DESCRIPTION OF THE TASK:
Identify the lines in the data below that contain "уполномоченных" and give only how many there are.

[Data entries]
__________

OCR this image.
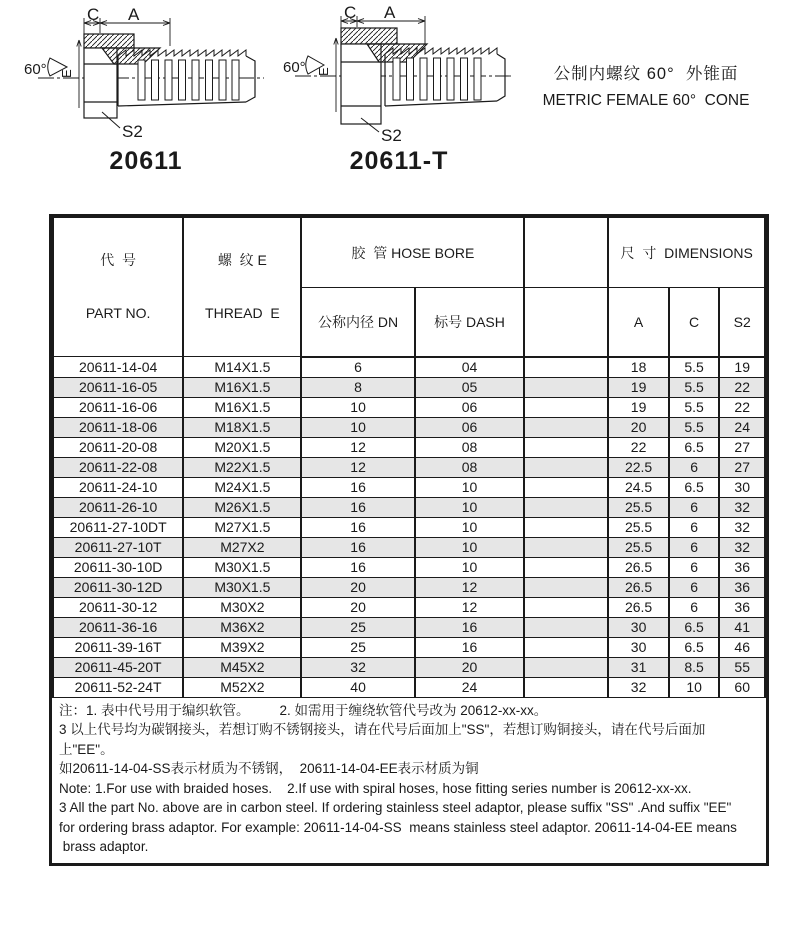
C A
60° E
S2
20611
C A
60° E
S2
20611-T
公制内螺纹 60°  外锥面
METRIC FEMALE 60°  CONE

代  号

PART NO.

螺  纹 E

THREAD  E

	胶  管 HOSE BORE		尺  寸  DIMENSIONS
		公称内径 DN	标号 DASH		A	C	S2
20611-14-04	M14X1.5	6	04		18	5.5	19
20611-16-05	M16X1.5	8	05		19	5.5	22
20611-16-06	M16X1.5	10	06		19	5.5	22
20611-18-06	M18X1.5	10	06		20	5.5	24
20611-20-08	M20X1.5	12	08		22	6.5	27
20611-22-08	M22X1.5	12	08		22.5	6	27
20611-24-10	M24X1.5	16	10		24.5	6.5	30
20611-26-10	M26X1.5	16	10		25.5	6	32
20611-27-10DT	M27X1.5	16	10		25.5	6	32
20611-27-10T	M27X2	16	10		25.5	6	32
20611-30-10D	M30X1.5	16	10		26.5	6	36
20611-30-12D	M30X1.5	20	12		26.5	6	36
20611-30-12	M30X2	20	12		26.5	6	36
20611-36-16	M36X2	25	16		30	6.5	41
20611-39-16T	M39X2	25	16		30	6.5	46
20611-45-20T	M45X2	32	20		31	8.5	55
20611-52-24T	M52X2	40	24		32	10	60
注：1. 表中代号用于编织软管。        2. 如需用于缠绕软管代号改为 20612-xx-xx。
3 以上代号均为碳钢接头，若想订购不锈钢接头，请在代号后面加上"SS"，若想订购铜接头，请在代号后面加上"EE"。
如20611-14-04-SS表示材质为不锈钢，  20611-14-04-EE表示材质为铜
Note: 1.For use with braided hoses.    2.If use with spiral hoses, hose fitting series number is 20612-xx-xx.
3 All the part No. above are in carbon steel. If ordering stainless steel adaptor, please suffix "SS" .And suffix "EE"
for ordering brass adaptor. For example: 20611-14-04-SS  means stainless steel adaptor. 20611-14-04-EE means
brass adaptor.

__________

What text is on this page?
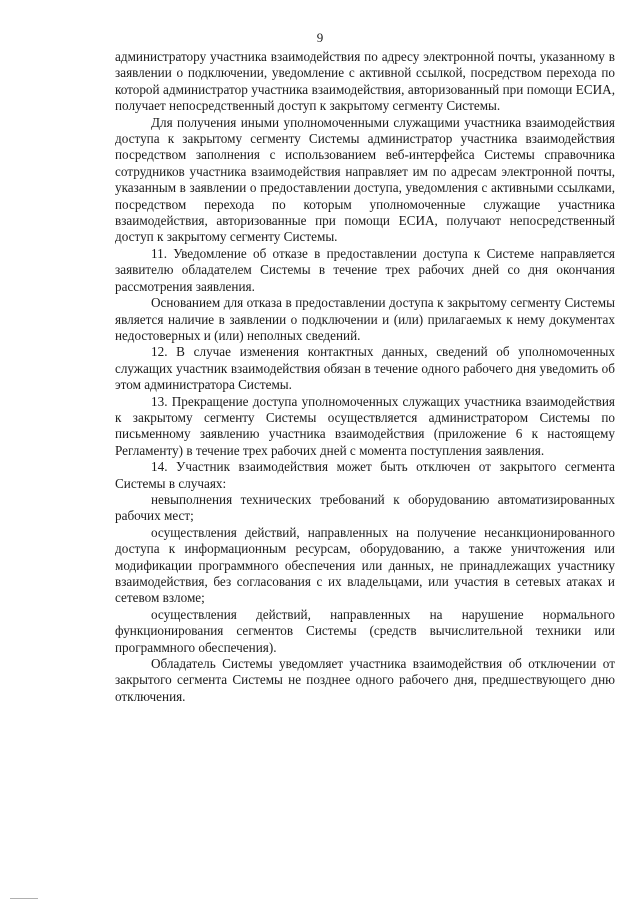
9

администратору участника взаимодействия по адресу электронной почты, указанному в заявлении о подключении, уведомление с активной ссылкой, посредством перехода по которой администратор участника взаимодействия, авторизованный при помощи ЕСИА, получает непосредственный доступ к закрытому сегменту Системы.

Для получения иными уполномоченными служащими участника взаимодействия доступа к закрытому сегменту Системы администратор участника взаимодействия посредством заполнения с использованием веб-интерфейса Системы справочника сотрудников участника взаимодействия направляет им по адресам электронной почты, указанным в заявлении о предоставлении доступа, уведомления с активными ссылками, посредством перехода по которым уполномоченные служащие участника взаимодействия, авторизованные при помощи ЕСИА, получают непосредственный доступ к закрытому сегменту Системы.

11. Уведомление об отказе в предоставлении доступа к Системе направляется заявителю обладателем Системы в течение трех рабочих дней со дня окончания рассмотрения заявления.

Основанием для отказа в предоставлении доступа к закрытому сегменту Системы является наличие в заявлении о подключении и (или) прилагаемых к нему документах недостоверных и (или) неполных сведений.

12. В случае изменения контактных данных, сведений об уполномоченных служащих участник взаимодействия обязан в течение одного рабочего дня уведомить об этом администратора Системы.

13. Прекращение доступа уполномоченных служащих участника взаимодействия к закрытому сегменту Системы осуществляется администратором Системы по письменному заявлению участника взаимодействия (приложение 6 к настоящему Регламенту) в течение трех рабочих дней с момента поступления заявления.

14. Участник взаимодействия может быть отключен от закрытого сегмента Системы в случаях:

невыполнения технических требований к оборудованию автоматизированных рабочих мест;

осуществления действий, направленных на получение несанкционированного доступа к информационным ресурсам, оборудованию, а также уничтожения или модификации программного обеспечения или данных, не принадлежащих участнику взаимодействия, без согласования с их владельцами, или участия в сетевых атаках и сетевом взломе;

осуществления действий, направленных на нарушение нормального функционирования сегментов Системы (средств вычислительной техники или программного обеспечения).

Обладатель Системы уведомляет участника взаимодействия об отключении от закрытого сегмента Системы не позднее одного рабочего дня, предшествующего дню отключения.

__________

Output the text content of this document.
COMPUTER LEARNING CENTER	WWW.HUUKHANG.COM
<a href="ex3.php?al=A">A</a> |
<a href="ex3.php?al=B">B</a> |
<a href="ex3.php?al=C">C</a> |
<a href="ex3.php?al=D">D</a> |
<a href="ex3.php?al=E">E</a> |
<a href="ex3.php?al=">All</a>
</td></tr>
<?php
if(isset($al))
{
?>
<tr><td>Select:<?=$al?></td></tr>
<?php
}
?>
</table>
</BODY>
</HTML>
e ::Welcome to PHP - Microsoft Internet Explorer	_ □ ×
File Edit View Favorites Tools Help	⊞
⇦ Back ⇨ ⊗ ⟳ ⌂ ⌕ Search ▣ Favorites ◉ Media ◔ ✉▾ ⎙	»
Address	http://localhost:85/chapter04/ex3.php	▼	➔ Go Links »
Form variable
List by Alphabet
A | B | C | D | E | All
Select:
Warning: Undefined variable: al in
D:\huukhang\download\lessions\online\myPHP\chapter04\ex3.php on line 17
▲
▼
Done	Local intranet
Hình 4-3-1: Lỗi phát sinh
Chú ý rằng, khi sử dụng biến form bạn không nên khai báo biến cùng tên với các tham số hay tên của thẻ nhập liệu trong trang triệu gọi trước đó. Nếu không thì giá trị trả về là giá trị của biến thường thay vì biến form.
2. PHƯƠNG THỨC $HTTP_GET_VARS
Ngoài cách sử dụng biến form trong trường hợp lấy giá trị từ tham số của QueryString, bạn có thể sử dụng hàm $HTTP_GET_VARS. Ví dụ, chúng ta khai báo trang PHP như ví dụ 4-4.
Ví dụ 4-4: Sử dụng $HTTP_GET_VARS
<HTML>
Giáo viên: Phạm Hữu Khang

__________

TASK RESULT:
2